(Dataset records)
^^^^^^^^^^^^^^^^

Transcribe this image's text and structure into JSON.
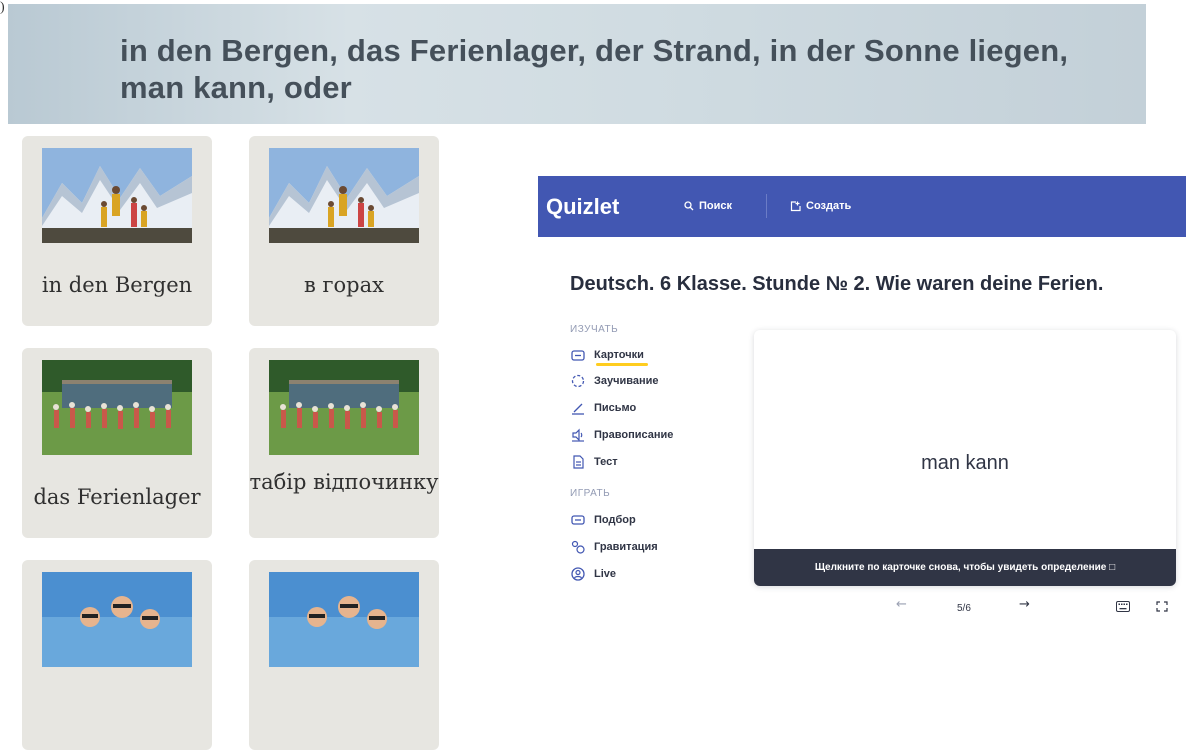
{
  "page_fragment": ")",
  "banner": {
    "line1": "in den Bergen, das Ferienlager, der Strand, in der Sonne liegen,",
    "line2": "man kann, oder"
  },
  "cards": [
    {
      "label": "in den Bergen",
      "image": "mountain-hikers-image"
    },
    {
      "label": "в горах",
      "image": "mountain-hikers-image"
    },
    {
      "label": "das Ferienlager",
      "image": "summer-camp-image"
    },
    {
      "label": "табір відпочинку",
      "image": "summer-camp-image"
    },
    {
      "label": "",
      "image": "beach-kids-image"
    },
    {
      "label": "",
      "image": "beach-kids-image"
    }
  ],
  "quizlet": {
    "logo": "Quizlet",
    "nav_search": "Поиск",
    "nav_create": "Создать",
    "title": "Deutsch. 6 Klasse. Stunde № 2. Wie waren deine Ferien.",
    "study_heading": "ИЗУЧАТЬ",
    "study_items": [
      "Карточки",
      "Заучивание",
      "Письмо",
      "Правописание",
      "Тест"
    ],
    "play_heading": "ИГРАТЬ",
    "play_items": [
      "Подбор",
      "Гравитация",
      "Live"
    ],
    "card_term": "man kann",
    "card_hint": "Щелкните по карточке снова, чтобы увидеть определение",
    "hint_icon": "□",
    "counter": "5/6",
    "colors": {
      "header": "#4257b2",
      "accent": "#ffcd1f",
      "dark": "#303545"
    }
  }
}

^^^^^^^^^^^^^^^^

[THE TASK]
How many lines of these entries hold the string "kann"? Answer with the number alone.

[TASK ANSWER]
2